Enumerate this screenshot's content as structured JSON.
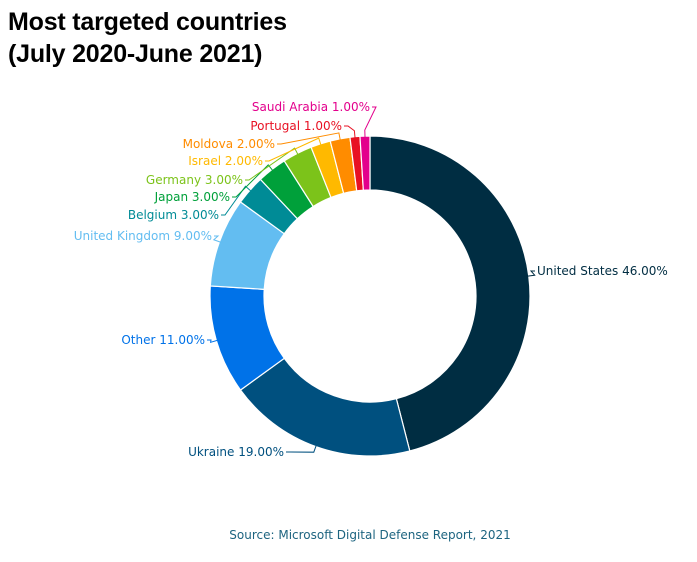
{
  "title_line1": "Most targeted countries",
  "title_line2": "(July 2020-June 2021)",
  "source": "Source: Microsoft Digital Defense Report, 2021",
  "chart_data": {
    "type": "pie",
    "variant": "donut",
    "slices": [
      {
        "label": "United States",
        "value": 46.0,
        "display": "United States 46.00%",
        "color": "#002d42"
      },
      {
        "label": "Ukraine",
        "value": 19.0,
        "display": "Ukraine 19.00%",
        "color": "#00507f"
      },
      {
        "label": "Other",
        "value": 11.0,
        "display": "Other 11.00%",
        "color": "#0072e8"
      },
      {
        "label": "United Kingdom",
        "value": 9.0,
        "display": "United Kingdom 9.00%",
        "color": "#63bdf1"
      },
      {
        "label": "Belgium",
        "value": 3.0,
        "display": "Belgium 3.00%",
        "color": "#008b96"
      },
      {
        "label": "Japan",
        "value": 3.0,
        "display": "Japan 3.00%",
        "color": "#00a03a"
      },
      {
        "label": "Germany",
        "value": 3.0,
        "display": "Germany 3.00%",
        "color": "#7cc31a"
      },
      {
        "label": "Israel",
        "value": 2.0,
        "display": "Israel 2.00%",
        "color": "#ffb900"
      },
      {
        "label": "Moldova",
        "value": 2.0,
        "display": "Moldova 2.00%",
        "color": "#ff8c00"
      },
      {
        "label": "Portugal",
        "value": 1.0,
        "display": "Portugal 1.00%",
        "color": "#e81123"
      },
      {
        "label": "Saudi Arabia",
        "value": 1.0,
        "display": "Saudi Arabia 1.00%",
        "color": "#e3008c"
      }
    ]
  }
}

⁂

WHAT YOU ARE ASKED TO DO: Find each line that has the word "States", then copy it out.

SOLUTION TO THIS PROBLEM:
        "label": "United States",
        "display": "United States 46.00%",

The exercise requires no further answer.